## TASK REQUIREMENTS
Keep the pictures out and restate every record exactly.

* START *

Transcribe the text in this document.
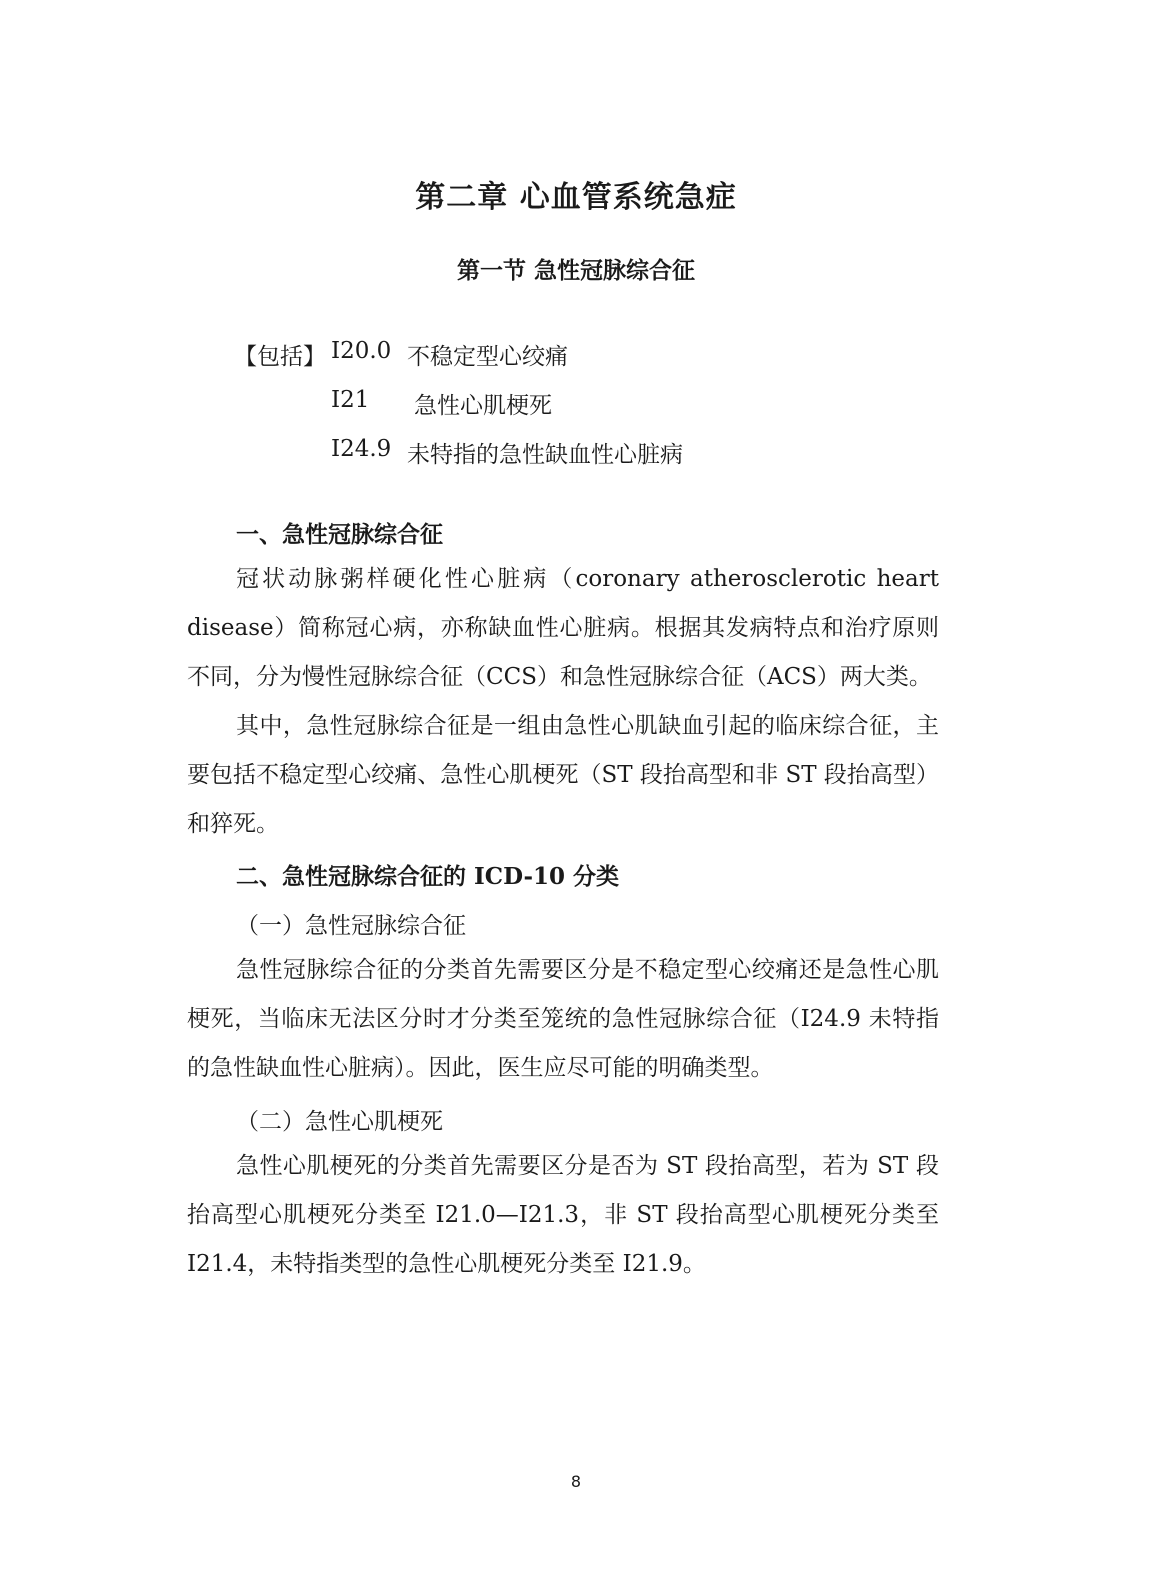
第二章 心血管系统急症
第一节 急性冠脉综合征
【包括】 I20.0 不稳定型心绞痛
I21 急性心肌梗死
I24.9 未特指的急性缺血性心脏病
一、急性冠脉综合征

冠状动脉粥样硬化性心脏病（coronary atherosclerotic heart disease）简称冠心病，亦称缺血性心脏病。根据其发病特点和治疗原则不同，分为慢性冠脉综合征（CCS）和急性冠脉综合征（ACS）两大类。

其中，急性冠脉综合征是一组由急性心肌缺血引起的临床综合征，主要包括不稳定型心绞痛、急性心肌梗死（ST 段抬高型和非 ST 段抬高型）和猝死。

二、急性冠脉综合征的 ICD-10 分类
（一）急性冠脉综合征

急性冠脉综合征的分类首先需要区分是不稳定型心绞痛还是急性心肌梗死，当临床无法区分时才分类至笼统的急性冠脉综合征（I24.9 未特指的急性缺血性心脏病）。因此，医生应尽可能的明确类型。

（二）急性心肌梗死

急性心肌梗死的分类首先需要区分是否为 ST 段抬高型，若为 ST 段抬高型心肌梗死分类至 I21.0—I21.3，非 ST 段抬高型心肌梗死分类至 I21.4，未特指类型的急性心肌梗死分类至 I21.9。

8
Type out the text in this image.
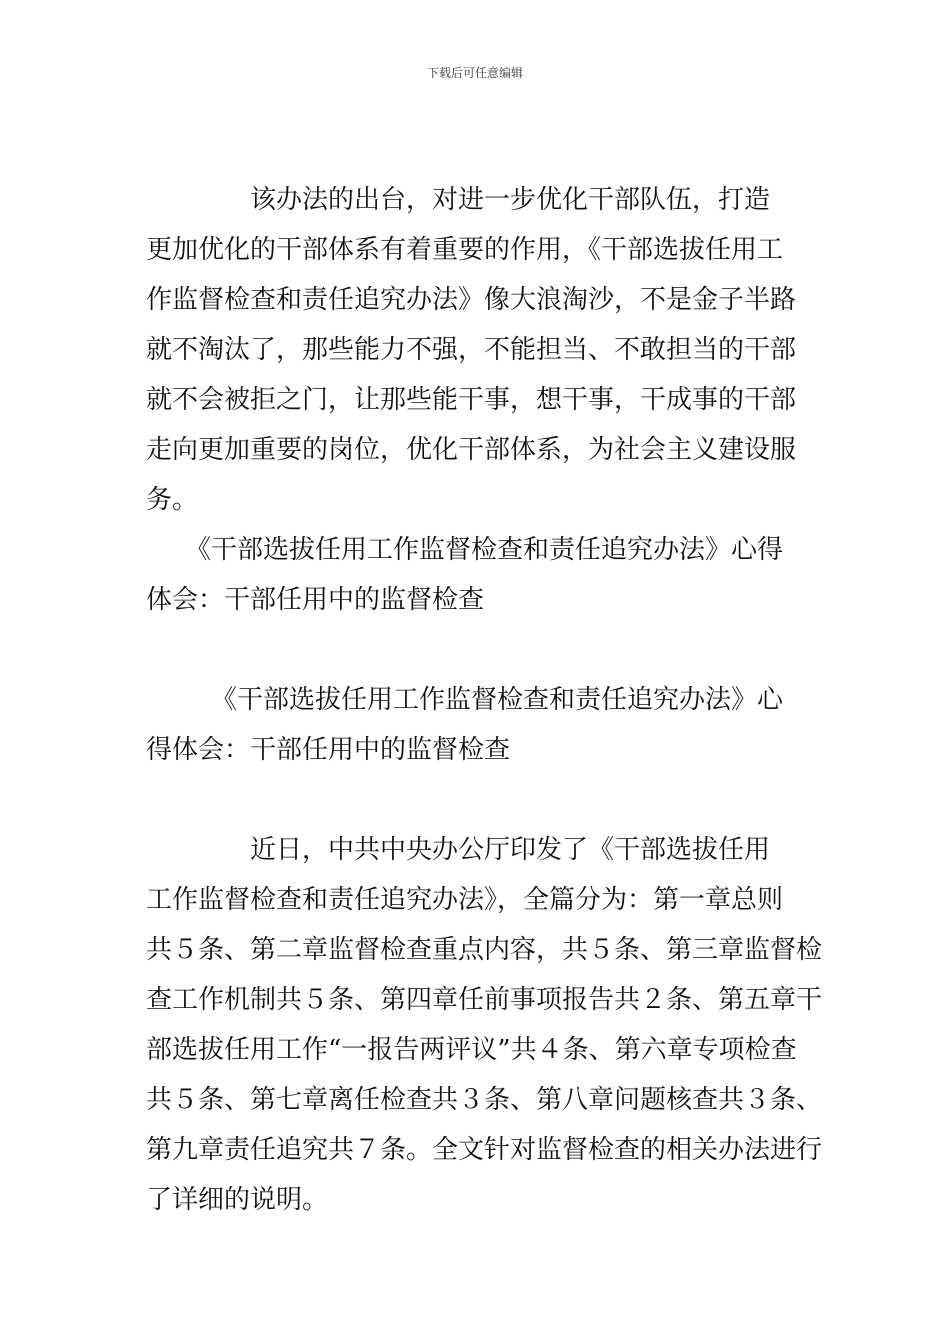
下载后可任意编辑
　　　　该办法的出台，对进一步优化干部队伍，打造
更加优化的干部体系有着重要的作用，《干部选拔任用工
作监督检查和责任追究办法》像大浪淘沙，不是金子半路
就不淘汰了，那些能力不强，不能担当、不敢担当的干部
就不会被拒之门，让那些能干事，想干事，干成事的干部
走向更加重要的岗位，优化干部体系，为社会主义建设服
务。
　　《干部选拔任用工作监督检查和责任追究办法》心得
体会：干部任用中的监督检查
　　　《干部选拔任用工作监督检查和责任追究办法》心
得体会：干部任用中的监督检查
　　　　近日，中共中央办公厅印发了《干部选拔任用
工作监督检查和责任追究办法》，全篇分为：第一章总则
共５条、第二章监督检查重点内容，共５条、第三章监督检
查工作机制共５条、第四章任前事项报告共２条、第五章干
部选拔任用工作“一报告两评议”共４条、第六章专项检查
共５条、第七章离任检查共３条、第八章问题核查共３条、
第九章责任追究共７条。全文针对监督检查的相关办法进行
了详细的说明。
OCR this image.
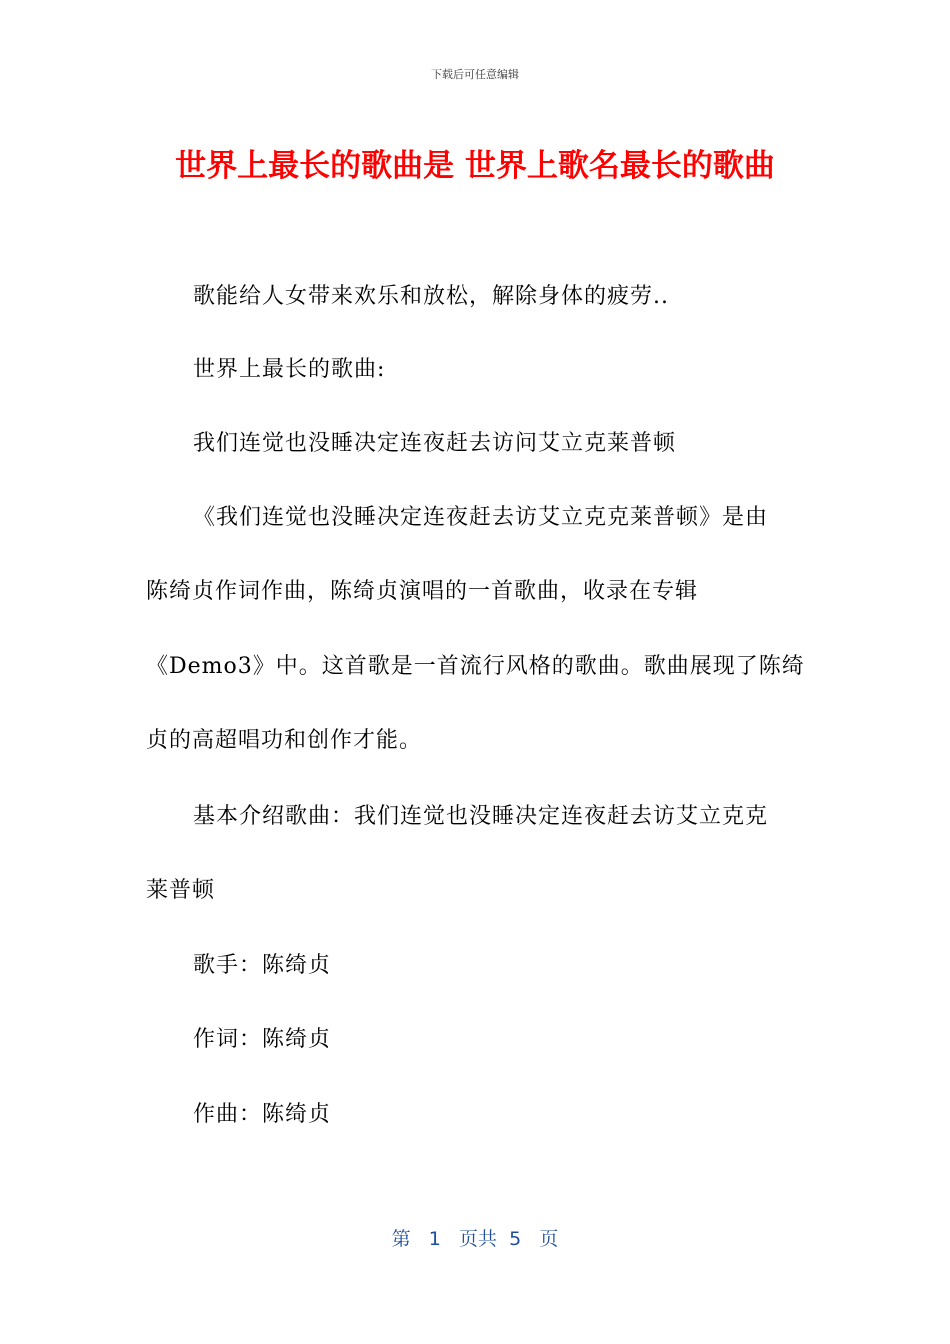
下载后可任意编辑
世界上最长的歌曲是 世界上歌名最长的歌曲
歌能给人女带来欢乐和放松，解除身体的疲劳..
世界上最长的歌曲:
我们连觉也没睡决定连夜赶去访问艾立克莱普顿
《我们连觉也没睡决定连夜赶去访艾立克克莱普顿》是由
陈绮贞作词作曲，陈绮贞演唱的一首歌曲，收录在专辑
《Demo3》中。这首歌是一首流行风格的歌曲。歌曲展现了陈绮
贞的高超唱功和创作才能。
基本介绍歌曲：我们连觉也没睡决定连夜赶去访艾立克克
莱普顿
歌手：陈绮贞
作词：陈绮贞
作曲：陈绮贞
第 1 页共 5 页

* END *

## ANSWER TO THE EXERCISE
Transcribe the text in this document.
第二章 心血管系统急症
第一节 急性冠脉综合征
【包括】 I20.0 不稳定型心绞痛
I21 急性心肌梗死
I24.9 未特指的急性缺血性心脏病
一、急性冠脉综合征

冠状动脉粥样硬化性心脏病（coronary atherosclerotic heart disease）简称冠心病，亦称缺血性心脏病。根据其发病特点和治疗原则不同，分为慢性冠脉综合征（CCS）和急性冠脉综合征（ACS）两大类。

其中，急性冠脉综合征是一组由急性心肌缺血引起的临床综合征，主要包括不稳定型心绞痛、急性心肌梗死（ST 段抬高型和非 ST 段抬高型）和猝死。

二、急性冠脉综合征的 ICD-10 分类
（一）急性冠脉综合征

急性冠脉综合征的分类首先需要区分是不稳定型心绞痛还是急性心肌梗死，当临床无法区分时才分类至笼统的急性冠脉综合征（I24.9 未特指的急性缺血性心脏病）。因此，医生应尽可能的明确类型。

（二）急性心肌梗死

急性心肌梗死的分类首先需要区分是否为 ST 段抬高型，若为 ST 段抬高型心肌梗死分类至 I21.0—I21.3，非 ST 段抬高型心肌梗死分类至 I21.4，未特指类型的急性心肌梗死分类至 I21.9。

8
Type out the text in this image.
下载后可任意编辑
　　　　该办法的出台，对进一步优化干部队伍，打造
更加优化的干部体系有着重要的作用，《干部选拔任用工
作监督检查和责任追究办法》像大浪淘沙，不是金子半路
就不淘汰了，那些能力不强，不能担当、不敢担当的干部
就不会被拒之门，让那些能干事，想干事，干成事的干部
走向更加重要的岗位，优化干部体系，为社会主义建设服
务。
　　《干部选拔任用工作监督检查和责任追究办法》心得
体会：干部任用中的监督检查
　　　《干部选拔任用工作监督检查和责任追究办法》心
得体会：干部任用中的监督检查
　　　　近日，中共中央办公厅印发了《干部选拔任用
工作监督检查和责任追究办法》，全篇分为：第一章总则
共５条、第二章监督检查重点内容，共５条、第三章监督检
查工作机制共５条、第四章任前事项报告共２条、第五章干
部选拔任用工作“一报告两评议”共４条、第六章专项检查
共５条、第七章离任检查共３条、第八章问题核查共３条、
第九章责任追究共７条。全文针对监督检查的相关办法进行
了详细的说明。
OCR this image.
下载后可任意编辑
世界上最长的歌曲是 世界上歌名最长的歌曲
歌能给人女带来欢乐和放松，解除身体的疲劳..
世界上最长的歌曲:
我们连觉也没睡决定连夜赶去访问艾立克莱普顿
《我们连觉也没睡决定连夜赶去访艾立克克莱普顿》是由
陈绮贞作词作曲，陈绮贞演唱的一首歌曲，收录在专辑
《Demo3》中。这首歌是一首流行风格的歌曲。歌曲展现了陈绮
贞的高超唱功和创作才能。
基本介绍歌曲：我们连觉也没睡决定连夜赶去访艾立克克
莱普顿
歌手：陈绮贞
作词：陈绮贞
作曲：陈绮贞
第 1 页共 5 页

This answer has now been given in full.